* [SET TASK]: Transcribe the passage on the Mars rovers word for word, from "Moreover, one might" to "later drove again.".

* [GIVEN TEXT]:
Moreover, one might add, Spirit and Opportunity are not the kind of rovers content to rest on their laurels. On Sol 2252 (May 26, 2010), a reasonably revived Opportunity started her "engines" again and logged another 56 meters, then two sols later drove again.
Newfound energy seemed to be everywhere aroundthe MER mission in late May, especially among the crewmembers. After finalizing the plan to direct Opportunity to make landfall at the closet part of Endeavour's rim from the rover's position, and now that the rover can actually see her destination ahead, engineers and scientists alike are raring to go. The landfall location is, said Arvidson, "about 100 degrees azimuth from where we are, so it's a little bit south of the rover's current location." The high rim, which is clearly visible in the pictures of the Endeavour hills published last month is "about 133 degrees relative to where we are," he added.
Although the general landfall location has been chosen, the precise spot is yet to be determined. "We haven't decided that level of detail yet," Squyres noted in an email earlier today. Choosing the closet part of the rim that juts out is, the principal investigator pointed out, in line with what Opportunity has always done. "Every time we've ever been in a situation like this we've always headed straight for the closet spot. That's what we did at the Columbia Hills. That's what we did when we rolled off the lander at Eagle Crater. We went straight to the closet spot on the outcrop," he pointed out. "We're going to do the same thing at Endeavour. It's a chance to find out what we're dealing with."

* [AVAILABLE DATA]:
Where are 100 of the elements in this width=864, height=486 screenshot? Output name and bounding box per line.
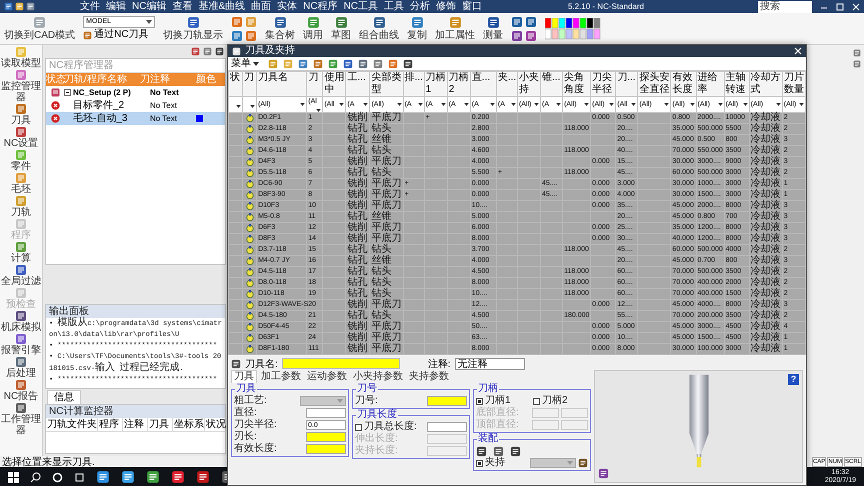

* [ANSWER TO THIS EXERCISE]:
Moreover, one might add, Spirit and Opportunity are not the kind of rovers content to rest on their laurels. On Sol 2252 (May 26, 2010), a reasonably revived Opportunity started her "engines" again and logged another 56 meters, then two sols later drove again.